**Material to process**
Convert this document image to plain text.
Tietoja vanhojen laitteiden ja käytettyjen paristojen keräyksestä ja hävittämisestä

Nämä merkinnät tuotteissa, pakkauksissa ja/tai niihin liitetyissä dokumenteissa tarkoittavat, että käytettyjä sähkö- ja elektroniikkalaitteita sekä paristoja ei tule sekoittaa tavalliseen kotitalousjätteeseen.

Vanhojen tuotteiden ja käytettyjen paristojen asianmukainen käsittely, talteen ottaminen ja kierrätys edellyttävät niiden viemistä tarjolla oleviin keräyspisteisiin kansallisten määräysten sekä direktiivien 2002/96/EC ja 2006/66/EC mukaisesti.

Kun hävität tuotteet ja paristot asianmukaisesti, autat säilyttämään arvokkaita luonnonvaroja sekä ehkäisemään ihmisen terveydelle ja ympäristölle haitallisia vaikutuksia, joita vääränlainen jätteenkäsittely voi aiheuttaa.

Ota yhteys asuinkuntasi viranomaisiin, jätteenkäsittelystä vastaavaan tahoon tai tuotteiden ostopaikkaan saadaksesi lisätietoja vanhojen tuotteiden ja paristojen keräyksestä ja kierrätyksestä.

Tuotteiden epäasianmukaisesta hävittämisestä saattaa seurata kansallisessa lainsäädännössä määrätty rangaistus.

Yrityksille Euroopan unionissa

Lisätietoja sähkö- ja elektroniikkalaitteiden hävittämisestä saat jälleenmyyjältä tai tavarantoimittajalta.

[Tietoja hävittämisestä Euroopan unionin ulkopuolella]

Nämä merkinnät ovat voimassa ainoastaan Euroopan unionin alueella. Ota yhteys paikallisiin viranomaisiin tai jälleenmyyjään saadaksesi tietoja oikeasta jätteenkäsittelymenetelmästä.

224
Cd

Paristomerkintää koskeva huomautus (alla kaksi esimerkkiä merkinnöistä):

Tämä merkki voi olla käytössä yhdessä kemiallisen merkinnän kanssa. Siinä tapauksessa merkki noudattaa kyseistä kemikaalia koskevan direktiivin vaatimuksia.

**Work required**
List the lines of the records where "yhteys" occurs.

**The reply**
Ota yhteys asuinkuntasi viranomaisiin, jätteenkäsittelystä vastaavaan tahoon tai tuotteiden ostopaikkaan saadaksesi lisätietoja vanhojen tuotteiden ja paristojen keräyksestä ja kierrätyksestä.
Nämä merkinnät ovat voimassa ainoastaan Euroopan unionin alueella. Ota yhteys paikallisiin viranomaisiin tai jälleenmyyjään saadaksesi tietoja oikeasta jätteenkäsittelymenetelmästä.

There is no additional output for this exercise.